SOURCE EXTRACT:
++++++++++

I must admit, this sounds kind of hardcore. But I take the risk and answer anyway.
Is it possible to divide the input array into pages, and read/scan each page multiple times. Every pass through the page, you only process (or output) the data that belongs in a limited amount of pages. This way you only get cache-misses at the start of each input page loop.

How important is size in an application?

When creating applications (Java, run on a normal computer). How important is program size for users? For example, would it be necessary to replace .png's with .jpg's, convert .wav's to .midi's, or strip down libraries to save space, or do users generally not care if my program is 5mb when it could be 50kb if stripped down?
Thanks.
That depends on the delivery mechanism.
Size is generally only relevant in terms of the bandwidth required to download it. If you download it often, then it matters a lot. If its only once, it matters less and you have to weigh up the time involved in reducing that vs how much space you save.
After that, nobody cares until you get into gigabytes. Well, mobile applications will probably start caring at about 10MB+.
Users definitely care (after all, not only does space cost money, but affects program load time). However, the question becomes how much do you optimize. I suggest the 80/20 rule. 80% of your benefit comes from the first 20% of the effort.

++++++++++

Data records
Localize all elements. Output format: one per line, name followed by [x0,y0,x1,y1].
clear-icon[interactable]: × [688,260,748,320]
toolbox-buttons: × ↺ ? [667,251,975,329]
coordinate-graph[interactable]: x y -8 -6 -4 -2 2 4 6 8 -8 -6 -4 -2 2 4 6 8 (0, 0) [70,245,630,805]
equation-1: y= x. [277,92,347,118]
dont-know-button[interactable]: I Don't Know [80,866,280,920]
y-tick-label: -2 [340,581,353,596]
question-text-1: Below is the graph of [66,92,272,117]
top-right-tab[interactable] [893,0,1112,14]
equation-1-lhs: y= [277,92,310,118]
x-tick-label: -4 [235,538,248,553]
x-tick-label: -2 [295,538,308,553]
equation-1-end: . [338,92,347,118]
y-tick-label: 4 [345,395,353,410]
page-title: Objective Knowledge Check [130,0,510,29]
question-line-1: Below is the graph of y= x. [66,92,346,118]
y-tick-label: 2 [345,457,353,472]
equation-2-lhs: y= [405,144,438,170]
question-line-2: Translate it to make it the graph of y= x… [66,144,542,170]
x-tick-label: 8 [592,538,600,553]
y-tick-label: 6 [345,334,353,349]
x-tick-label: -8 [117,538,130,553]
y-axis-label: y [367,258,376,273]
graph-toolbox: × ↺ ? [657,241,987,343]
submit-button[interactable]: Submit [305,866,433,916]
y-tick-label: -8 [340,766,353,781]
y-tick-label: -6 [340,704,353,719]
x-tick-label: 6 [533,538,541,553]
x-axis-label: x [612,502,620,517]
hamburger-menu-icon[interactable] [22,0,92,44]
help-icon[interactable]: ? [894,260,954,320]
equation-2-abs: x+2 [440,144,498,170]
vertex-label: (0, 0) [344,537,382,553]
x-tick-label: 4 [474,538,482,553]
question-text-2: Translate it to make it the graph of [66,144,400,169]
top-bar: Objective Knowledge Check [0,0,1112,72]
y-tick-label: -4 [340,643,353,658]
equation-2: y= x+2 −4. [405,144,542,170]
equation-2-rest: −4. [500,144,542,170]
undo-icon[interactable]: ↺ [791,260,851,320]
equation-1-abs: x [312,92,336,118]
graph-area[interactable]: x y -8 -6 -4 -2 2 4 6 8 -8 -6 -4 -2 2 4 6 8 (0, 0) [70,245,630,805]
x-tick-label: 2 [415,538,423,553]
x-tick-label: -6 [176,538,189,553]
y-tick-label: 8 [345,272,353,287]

++++++++++

AIM OF THE EXERCISE: Write the next part of the programming Q&A text about application size, picking up after its final sentence.

OUTPUT BELOW:
If you use a utility like TreePie you might be able to see what parts of a large application are consuming most of your resources. If you find it's just a few large images, or one big DLL with a bunch of embedded resources, it's probably worth taking a look at reducing the size, if it's easy.
But there's a cost/benefit tradeoff. I just saw a terrabyte drive for $100 the other day. Saving the user 1 gig is about 10 cents in terms of storage space, and perhaps some hard to quantify amount of time spent loading every time they load. If you have 100,000 users, it probably worth your time to optimize a bit, but if you're writing custom software for one user it's probably not worth it unless they're complaining.
As mentioned by Graham Lee, a great deal of this is very dependant on your users. If you are writing something that needs to be optimized to fit on the chip of a 68000 processor, then you'd better believe that program size matters. Assuming you're not programming 30 years ago, you probably won't run across that particular issue.
But in general, you should be making your application as small as possible while still achieving the quality you want. That is to say, if your application is likely to be viewed on an 640x480 screen, then you don't need hi-res 6mg pngs for all your images. On the other hand, if your application is designed to be blown up on a big screen at conferences, then you probably want to upsize your images.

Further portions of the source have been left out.